▸ **SET TASK**
Retype each line of the material exactly, please, skipping any picture in it.

=== RECORDS SUPPLIED ===

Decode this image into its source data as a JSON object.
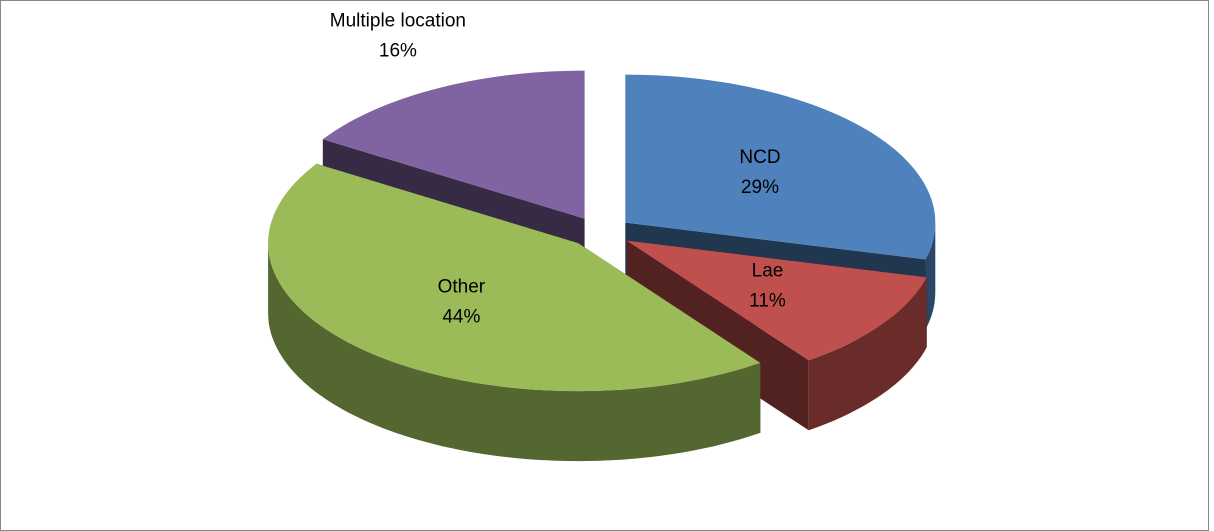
{
  "chart_data": {
    "type": "pie",
    "categories": [
      "NCD",
      "Lae",
      "Other",
      "Multiple location"
    ],
    "values": [
      29,
      11,
      44,
      16
    ],
    "value_labels": [
      "29%",
      "11%",
      "44%",
      "16%"
    ],
    "colors": [
      "#4f81bd",
      "#c0504d",
      "#9bbb59",
      "#8064a2"
    ],
    "exploded": true,
    "three_d": true
  }
}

===

▸ **TASK RESULT**
Decode this image into its source data as a JSON object.
{
  "chart_data": {
    "type": "pie",
    "categories": [
      "NCD",
      "Lae",
      "Other",
      "Multiple location"
    ],
    "values": [
      29,
      11,
      44,
      16
    ],
    "value_labels": [
      "29%",
      "11%",
      "44%",
      "16%"
    ],
    "colors": [
      "#4f81bd",
      "#c0504d",
      "#9bbb59",
      "#8064a2"
    ],
    "exploded": true,
    "three_d": true
  }
}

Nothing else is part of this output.